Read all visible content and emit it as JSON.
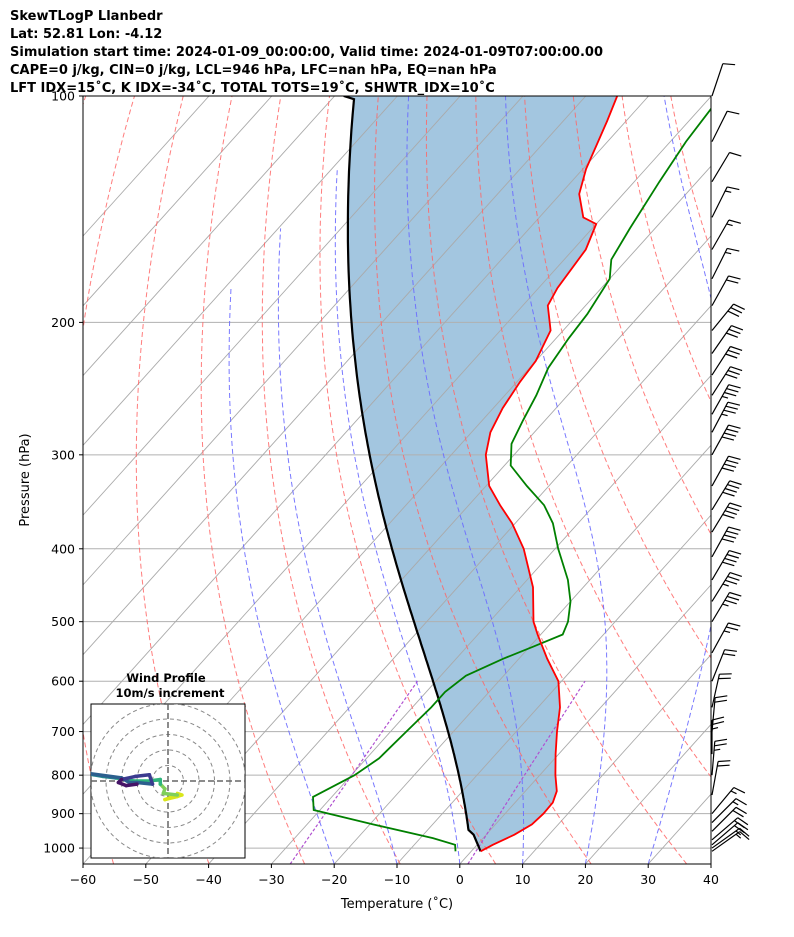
{
  "header": {
    "line1": "SkewTLogP Llanbedr",
    "line2": "Lat: 52.81   Lon: -4.12",
    "line3": "Simulation start time: 2024-01-09_00:00:00, Valid time: 2024-01-09T07:00:00.00",
    "line4": "CAPE=0 j/kg, CIN=0 j/kg, LCL=946 hPa, LFC=nan hPa, EQ=nan hPa",
    "line5": "LFT IDX=15˚C, K IDX=-34˚C, TOTAL TOTS=19˚C, SHWTR_IDX=10˚C"
  },
  "colors": {
    "temperature": "#ff0000",
    "dewpoint": "#008000",
    "parcel": "#000000",
    "cape_fill": "#a3c6e0",
    "dry_adiabat": "#ff6666",
    "moist_adiabat": "#6a6aff",
    "mixing_ratio": "#b050d0",
    "isotherm": "#aaaaaa"
  },
  "chart_data": [
    {
      "type": "line",
      "subtype": "skew-T log-P",
      "xlabel": "Temperature (˚C)",
      "ylabel": "Pressure (hPa)",
      "xlim": [
        -60,
        40
      ],
      "ylim": [
        1050,
        100
      ],
      "y_scale": "log",
      "x_ticks": [
        -60,
        -50,
        -40,
        -30,
        -20,
        -10,
        0,
        10,
        20,
        30,
        40
      ],
      "y_ticks": [
        100,
        200,
        300,
        400,
        500,
        600,
        700,
        800,
        900,
        1000
      ],
      "grid": true,
      "temperature_profile": [
        {
          "p": 1010,
          "t": 1.5
        },
        {
          "p": 990,
          "t": 2.5
        },
        {
          "p": 960,
          "t": 4.5
        },
        {
          "p": 930,
          "t": 5.8
        },
        {
          "p": 900,
          "t": 6.1
        },
        {
          "p": 870,
          "t": 6.0
        },
        {
          "p": 840,
          "t": 5.0
        },
        {
          "p": 800,
          "t": 2.5
        },
        {
          "p": 750,
          "t": -0.5
        },
        {
          "p": 700,
          "t": -3.5
        },
        {
          "p": 650,
          "t": -6.5
        },
        {
          "p": 600,
          "t": -10.5
        },
        {
          "p": 560,
          "t": -15.5
        },
        {
          "p": 520,
          "t": -20.5
        },
        {
          "p": 500,
          "t": -23.0
        },
        {
          "p": 450,
          "t": -28.0
        },
        {
          "p": 400,
          "t": -35.0
        },
        {
          "p": 370,
          "t": -40.5
        },
        {
          "p": 350,
          "t": -45.0
        },
        {
          "p": 330,
          "t": -49.5
        },
        {
          "p": 300,
          "t": -54.5
        },
        {
          "p": 280,
          "t": -57.0
        },
        {
          "p": 260,
          "t": -58.5
        },
        {
          "p": 240,
          "t": -59.5
        },
        {
          "p": 225,
          "t": -60.0
        },
        {
          "p": 205,
          "t": -62.0
        },
        {
          "p": 190,
          "t": -66.0
        },
        {
          "p": 180,
          "t": -67.0
        },
        {
          "p": 160,
          "t": -68.0
        },
        {
          "p": 148,
          "t": -70.0
        },
        {
          "p": 145,
          "t": -73.0
        },
        {
          "p": 135,
          "t": -77.0
        },
        {
          "p": 125,
          "t": -79.5
        },
        {
          "p": 115,
          "t": -81.5
        },
        {
          "p": 108,
          "t": -83.0
        },
        {
          "p": 100,
          "t": -85.0
        }
      ],
      "dewpoint_profile": [
        {
          "p": 1010,
          "t": -2.5
        },
        {
          "p": 990,
          "t": -3.5
        },
        {
          "p": 970,
          "t": -8.0
        },
        {
          "p": 930,
          "t": -19.5
        },
        {
          "p": 890,
          "t": -31.0
        },
        {
          "p": 855,
          "t": -33.0
        },
        {
          "p": 800,
          "t": -29.5
        },
        {
          "p": 760,
          "t": -28.0
        },
        {
          "p": 700,
          "t": -27.5
        },
        {
          "p": 650,
          "t": -27.0
        },
        {
          "p": 620,
          "t": -27.0
        },
        {
          "p": 590,
          "t": -26.0
        },
        {
          "p": 560,
          "t": -22.5
        },
        {
          "p": 540,
          "t": -19.5
        },
        {
          "p": 520,
          "t": -16.5
        },
        {
          "p": 500,
          "t": -17.5
        },
        {
          "p": 470,
          "t": -20.0
        },
        {
          "p": 440,
          "t": -23.5
        },
        {
          "p": 400,
          "t": -29.5
        },
        {
          "p": 370,
          "t": -34.0
        },
        {
          "p": 350,
          "t": -38.0
        },
        {
          "p": 330,
          "t": -43.5
        },
        {
          "p": 310,
          "t": -49.0
        },
        {
          "p": 290,
          "t": -52.0
        },
        {
          "p": 270,
          "t": -53.5
        },
        {
          "p": 250,
          "t": -55.0
        },
        {
          "p": 230,
          "t": -57.0
        },
        {
          "p": 210,
          "t": -58.0
        },
        {
          "p": 195,
          "t": -58.5
        },
        {
          "p": 175,
          "t": -60.0
        },
        {
          "p": 165,
          "t": -62.5
        },
        {
          "p": 150,
          "t": -64.0
        },
        {
          "p": 130,
          "t": -66.0
        },
        {
          "p": 115,
          "t": -67.5
        },
        {
          "p": 100,
          "t": -68.5
        }
      ],
      "parcel_profile": [
        {
          "p": 1010,
          "t": 1.5
        },
        {
          "p": 960,
          "t": -2.0
        },
        {
          "p": 946,
          "t": -3.5
        }
      ],
      "lcl": {
        "p": 946,
        "t": -3.5
      },
      "wind_barbs": [
        {
          "p": 1010,
          "u": -7,
          "v": -5
        },
        {
          "p": 1000,
          "u": -7,
          "v": -5
        },
        {
          "p": 990,
          "u": -7,
          "v": -6
        },
        {
          "p": 975,
          "u": -7,
          "v": -6
        },
        {
          "p": 950,
          "u": -7,
          "v": -7
        },
        {
          "p": 925,
          "u": -6,
          "v": -6
        },
        {
          "p": 900,
          "u": -5,
          "v": -6
        },
        {
          "p": 850,
          "u": -2,
          "v": -11
        },
        {
          "p": 800,
          "u": -1,
          "v": -12
        },
        {
          "p": 750,
          "u": 0,
          "v": -12
        },
        {
          "p": 700,
          "u": -1,
          "v": -11
        },
        {
          "p": 650,
          "u": -2,
          "v": -9
        },
        {
          "p": 600,
          "u": -4,
          "v": -10
        },
        {
          "p": 550,
          "u": -6,
          "v": -11
        },
        {
          "p": 500,
          "u": -9,
          "v": -15
        },
        {
          "p": 470,
          "u": -10,
          "v": -16
        },
        {
          "p": 440,
          "u": -10,
          "v": -17
        },
        {
          "p": 410,
          "u": -10,
          "v": -18
        },
        {
          "p": 380,
          "u": -11,
          "v": -18
        },
        {
          "p": 355,
          "u": -11,
          "v": -18
        },
        {
          "p": 330,
          "u": -10,
          "v": -18
        },
        {
          "p": 300,
          "u": -10,
          "v": -18
        },
        {
          "p": 280,
          "u": -9,
          "v": -17
        },
        {
          "p": 265,
          "u": -9,
          "v": -16
        },
        {
          "p": 250,
          "u": -9,
          "v": -14
        },
        {
          "p": 235,
          "u": -9,
          "v": -14
        },
        {
          "p": 220,
          "u": -9,
          "v": -13
        },
        {
          "p": 205,
          "u": -9,
          "v": -11
        },
        {
          "p": 190,
          "u": -5,
          "v": -9
        },
        {
          "p": 175,
          "u": -4,
          "v": -8
        },
        {
          "p": 160,
          "u": -4,
          "v": -7
        },
        {
          "p": 145,
          "u": -3,
          "v": -6
        },
        {
          "p": 130,
          "u": -3,
          "v": -5
        },
        {
          "p": 115,
          "u": -2,
          "v": -4
        },
        {
          "p": 100,
          "u": -2,
          "v": -6
        }
      ]
    },
    {
      "type": "line",
      "subtype": "hodograph",
      "title": "Wind Profile",
      "subtitle": "10m/s increment",
      "ring_increment": 10,
      "rings": [
        10,
        20,
        30,
        40,
        50
      ],
      "colormap": [
        "#d9e61a",
        "#7fcf5a",
        "#2fb47c",
        "#238a8d",
        "#2c5f8e",
        "#3b3b8f",
        "#461467"
      ],
      "points": [
        {
          "u": 6,
          "v": -8
        },
        {
          "u": 9,
          "v": -9
        },
        {
          "u": 6,
          "v": -10
        },
        {
          "u": -2,
          "v": -12
        },
        {
          "u": 6,
          "v": -9
        },
        {
          "u": -3,
          "v": -8
        },
        {
          "u": -2,
          "v": -5
        },
        {
          "u": -5,
          "v": -2
        },
        {
          "u": -5,
          "v": 1
        },
        {
          "u": -12,
          "v": 0
        },
        {
          "u": -22,
          "v": 0
        },
        {
          "u": -34,
          "v": 2
        },
        {
          "u": -42,
          "v": 3
        },
        {
          "u": -48,
          "v": 4
        },
        {
          "u": -52,
          "v": 5
        },
        {
          "u": -30,
          "v": 2
        },
        {
          "u": -25,
          "v": -1
        },
        {
          "u": -20,
          "v": -1
        },
        {
          "u": -10,
          "v": -2
        },
        {
          "u": -12,
          "v": 4
        },
        {
          "u": -21,
          "v": 3
        },
        {
          "u": -30,
          "v": 1
        },
        {
          "u": -32,
          "v": -1
        },
        {
          "u": -27,
          "v": -3
        },
        {
          "u": -20,
          "v": -2
        }
      ]
    }
  ]
}
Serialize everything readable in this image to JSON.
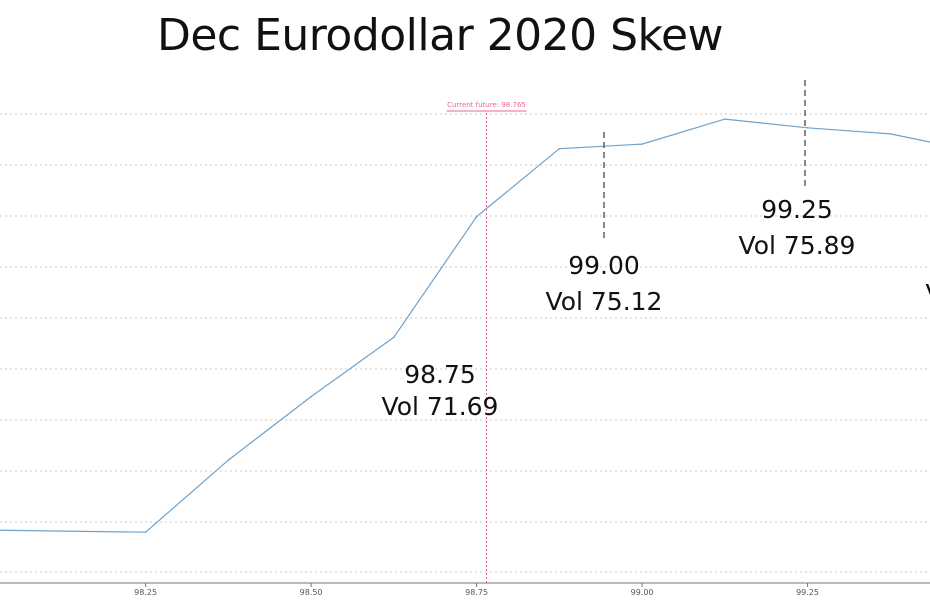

----

Request. Find all the lines containing "JSON" in the material, then copy them.

Complete answer.
Read all visible content and emit it as JSON.
Serialize everything readable in this image to JSON.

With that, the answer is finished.